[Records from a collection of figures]
○ ○ ○

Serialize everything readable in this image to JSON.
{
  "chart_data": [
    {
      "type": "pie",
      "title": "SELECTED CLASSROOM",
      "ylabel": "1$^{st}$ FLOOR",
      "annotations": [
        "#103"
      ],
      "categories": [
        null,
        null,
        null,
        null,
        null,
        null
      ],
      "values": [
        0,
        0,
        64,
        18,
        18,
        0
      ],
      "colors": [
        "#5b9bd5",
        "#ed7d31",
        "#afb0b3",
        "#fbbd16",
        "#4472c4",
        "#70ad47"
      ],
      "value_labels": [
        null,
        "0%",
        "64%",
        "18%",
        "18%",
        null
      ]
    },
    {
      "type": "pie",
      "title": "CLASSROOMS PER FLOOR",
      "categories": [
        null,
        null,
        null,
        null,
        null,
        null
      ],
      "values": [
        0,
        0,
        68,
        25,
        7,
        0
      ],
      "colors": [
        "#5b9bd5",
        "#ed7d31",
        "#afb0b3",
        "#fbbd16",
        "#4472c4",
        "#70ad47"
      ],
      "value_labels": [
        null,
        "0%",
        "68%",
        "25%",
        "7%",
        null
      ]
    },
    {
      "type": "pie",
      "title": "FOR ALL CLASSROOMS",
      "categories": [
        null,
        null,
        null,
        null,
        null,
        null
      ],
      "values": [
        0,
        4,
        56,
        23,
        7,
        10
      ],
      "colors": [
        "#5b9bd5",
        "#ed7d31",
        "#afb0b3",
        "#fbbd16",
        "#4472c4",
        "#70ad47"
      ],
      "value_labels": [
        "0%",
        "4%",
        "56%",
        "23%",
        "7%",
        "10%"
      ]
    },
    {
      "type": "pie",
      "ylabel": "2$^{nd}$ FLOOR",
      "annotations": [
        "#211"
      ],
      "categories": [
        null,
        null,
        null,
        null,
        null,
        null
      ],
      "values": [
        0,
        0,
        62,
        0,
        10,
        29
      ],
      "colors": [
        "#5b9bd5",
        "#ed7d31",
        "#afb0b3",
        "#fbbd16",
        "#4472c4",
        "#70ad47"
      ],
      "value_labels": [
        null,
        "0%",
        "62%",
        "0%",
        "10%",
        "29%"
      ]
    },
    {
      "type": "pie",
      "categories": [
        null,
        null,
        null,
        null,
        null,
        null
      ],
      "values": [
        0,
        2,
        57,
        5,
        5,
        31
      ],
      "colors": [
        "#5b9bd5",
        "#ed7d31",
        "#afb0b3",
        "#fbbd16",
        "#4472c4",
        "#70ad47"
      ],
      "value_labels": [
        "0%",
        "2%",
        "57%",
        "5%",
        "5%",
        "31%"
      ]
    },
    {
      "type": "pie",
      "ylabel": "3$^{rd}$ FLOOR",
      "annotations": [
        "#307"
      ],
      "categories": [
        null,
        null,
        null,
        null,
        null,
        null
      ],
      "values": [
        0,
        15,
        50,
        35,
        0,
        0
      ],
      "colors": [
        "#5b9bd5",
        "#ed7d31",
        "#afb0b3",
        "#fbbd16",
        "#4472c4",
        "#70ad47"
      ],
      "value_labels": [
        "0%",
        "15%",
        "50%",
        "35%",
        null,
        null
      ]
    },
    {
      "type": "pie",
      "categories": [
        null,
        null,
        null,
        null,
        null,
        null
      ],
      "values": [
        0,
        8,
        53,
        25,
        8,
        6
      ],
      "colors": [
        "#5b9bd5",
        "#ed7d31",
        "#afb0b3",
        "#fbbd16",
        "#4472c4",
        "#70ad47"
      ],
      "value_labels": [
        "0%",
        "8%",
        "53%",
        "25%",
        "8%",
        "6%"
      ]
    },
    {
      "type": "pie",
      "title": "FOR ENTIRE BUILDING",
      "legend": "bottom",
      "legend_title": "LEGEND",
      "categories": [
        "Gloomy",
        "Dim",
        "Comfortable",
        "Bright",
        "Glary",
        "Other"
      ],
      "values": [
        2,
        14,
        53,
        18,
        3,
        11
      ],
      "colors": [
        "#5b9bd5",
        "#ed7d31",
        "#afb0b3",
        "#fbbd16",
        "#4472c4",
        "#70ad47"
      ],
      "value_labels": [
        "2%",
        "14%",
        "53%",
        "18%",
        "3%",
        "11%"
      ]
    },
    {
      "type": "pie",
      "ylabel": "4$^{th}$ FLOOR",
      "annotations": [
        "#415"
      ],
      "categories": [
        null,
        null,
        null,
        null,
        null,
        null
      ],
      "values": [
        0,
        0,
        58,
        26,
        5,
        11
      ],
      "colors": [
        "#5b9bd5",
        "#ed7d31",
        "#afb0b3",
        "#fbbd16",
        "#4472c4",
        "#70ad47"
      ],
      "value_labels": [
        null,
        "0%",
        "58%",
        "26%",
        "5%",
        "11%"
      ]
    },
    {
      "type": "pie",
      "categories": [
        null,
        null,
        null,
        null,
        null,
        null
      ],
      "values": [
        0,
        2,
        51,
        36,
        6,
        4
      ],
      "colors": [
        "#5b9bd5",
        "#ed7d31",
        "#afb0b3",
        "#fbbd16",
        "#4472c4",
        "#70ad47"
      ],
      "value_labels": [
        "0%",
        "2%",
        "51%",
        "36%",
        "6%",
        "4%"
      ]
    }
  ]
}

○ ○ ○

◆ AIM ◆
Reproduce the records above exactly.

◆ RESPONSE ◆
Serialize everything readable in this image to JSON.
{
  "chart_data": [
    {
      "type": "pie",
      "title": "SELECTED CLASSROOM",
      "ylabel": "1$^{st}$ FLOOR",
      "annotations": [
        "#103"
      ],
      "categories": [
        null,
        null,
        null,
        null,
        null,
        null
      ],
      "values": [
        0,
        0,
        64,
        18,
        18,
        0
      ],
      "colors": [
        "#5b9bd5",
        "#ed7d31",
        "#afb0b3",
        "#fbbd16",
        "#4472c4",
        "#70ad47"
      ],
      "value_labels": [
        null,
        "0%",
        "64%",
        "18%",
        "18%",
        null
      ]
    },
    {
      "type": "pie",
      "title": "CLASSROOMS PER FLOOR",
      "categories": [
        null,
        null,
        null,
        null,
        null,
        null
      ],
      "values": [
        0,
        0,
        68,
        25,
        7,
        0
      ],
      "colors": [
        "#5b9bd5",
        "#ed7d31",
        "#afb0b3",
        "#fbbd16",
        "#4472c4",
        "#70ad47"
      ],
      "value_labels": [
        null,
        "0%",
        "68%",
        "25%",
        "7%",
        null
      ]
    },
    {
      "type": "pie",
      "title": "FOR ALL CLASSROOMS",
      "categories": [
        null,
        null,
        null,
        null,
        null,
        null
      ],
      "values": [
        0,
        4,
        56,
        23,
        7,
        10
      ],
      "colors": [
        "#5b9bd5",
        "#ed7d31",
        "#afb0b3",
        "#fbbd16",
        "#4472c4",
        "#70ad47"
      ],
      "value_labels": [
        "0%",
        "4%",
        "56%",
        "23%",
        "7%",
        "10%"
      ]
    },
    {
      "type": "pie",
      "ylabel": "2$^{nd}$ FLOOR",
      "annotations": [
        "#211"
      ],
      "categories": [
        null,
        null,
        null,
        null,
        null,
        null
      ],
      "values": [
        0,
        0,
        62,
        0,
        10,
        29
      ],
      "colors": [
        "#5b9bd5",
        "#ed7d31",
        "#afb0b3",
        "#fbbd16",
        "#4472c4",
        "#70ad47"
      ],
      "value_labels": [
        null,
        "0%",
        "62%",
        "0%",
        "10%",
        "29%"
      ]
    },
    {
      "type": "pie",
      "categories": [
        null,
        null,
        null,
        null,
        null,
        null
      ],
      "values": [
        0,
        2,
        57,
        5,
        5,
        31
      ],
      "colors": [
        "#5b9bd5",
        "#ed7d31",
        "#afb0b3",
        "#fbbd16",
        "#4472c4",
        "#70ad47"
      ],
      "value_labels": [
        "0%",
        "2%",
        "57%",
        "5%",
        "5%",
        "31%"
      ]
    },
    {
      "type": "pie",
      "ylabel": "3$^{rd}$ FLOOR",
      "annotations": [
        "#307"
      ],
      "categories": [
        null,
        null,
        null,
        null,
        null,
        null
      ],
      "values": [
        0,
        15,
        50,
        35,
        0,
        0
      ],
      "colors": [
        "#5b9bd5",
        "#ed7d31",
        "#afb0b3",
        "#fbbd16",
        "#4472c4",
        "#70ad47"
      ],
      "value_labels": [
        "0%",
        "15%",
        "50%",
        "35%",
        null,
        null
      ]
    },
    {
      "type": "pie",
      "categories": [
        null,
        null,
        null,
        null,
        null,
        null
      ],
      "values": [
        0,
        8,
        53,
        25,
        8,
        6
      ],
      "colors": [
        "#5b9bd5",
        "#ed7d31",
        "#afb0b3",
        "#fbbd16",
        "#4472c4",
        "#70ad47"
      ],
      "value_labels": [
        "0%",
        "8%",
        "53%",
        "25%",
        "8%",
        "6%"
      ]
    },
    {
      "type": "pie",
      "title": "FOR ENTIRE BUILDING",
      "legend": "bottom",
      "legend_title": "LEGEND",
      "categories": [
        "Gloomy",
        "Dim",
        "Comfortable",
        "Bright",
        "Glary",
        "Other"
      ],
      "values": [
        2,
        14,
        53,
        18,
        3,
        11
      ],
      "colors": [
        "#5b9bd5",
        "#ed7d31",
        "#afb0b3",
        "#fbbd16",
        "#4472c4",
        "#70ad47"
      ],
      "value_labels": [
        "2%",
        "14%",
        "53%",
        "18%",
        "3%",
        "11%"
      ]
    },
    {
      "type": "pie",
      "ylabel": "4$^{th}$ FLOOR",
      "annotations": [
        "#415"
      ],
      "categories": [
        null,
        null,
        null,
        null,
        null,
        null
      ],
      "values": [
        0,
        0,
        58,
        26,
        5,
        11
      ],
      "colors": [
        "#5b9bd5",
        "#ed7d31",
        "#afb0b3",
        "#fbbd16",
        "#4472c4",
        "#70ad47"
      ],
      "value_labels": [
        null,
        "0%",
        "58%",
        "26%",
        "5%",
        "11%"
      ]
    },
    {
      "type": "pie",
      "categories": [
        null,
        null,
        null,
        null,
        null,
        null
      ],
      "values": [
        0,
        2,
        51,
        36,
        6,
        4
      ],
      "colors": [
        "#5b9bd5",
        "#ed7d31",
        "#afb0b3",
        "#fbbd16",
        "#4472c4",
        "#70ad47"
      ],
      "value_labels": [
        "0%",
        "2%",
        "51%",
        "36%",
        "6%",
        "4%"
      ]
    }
  ]
}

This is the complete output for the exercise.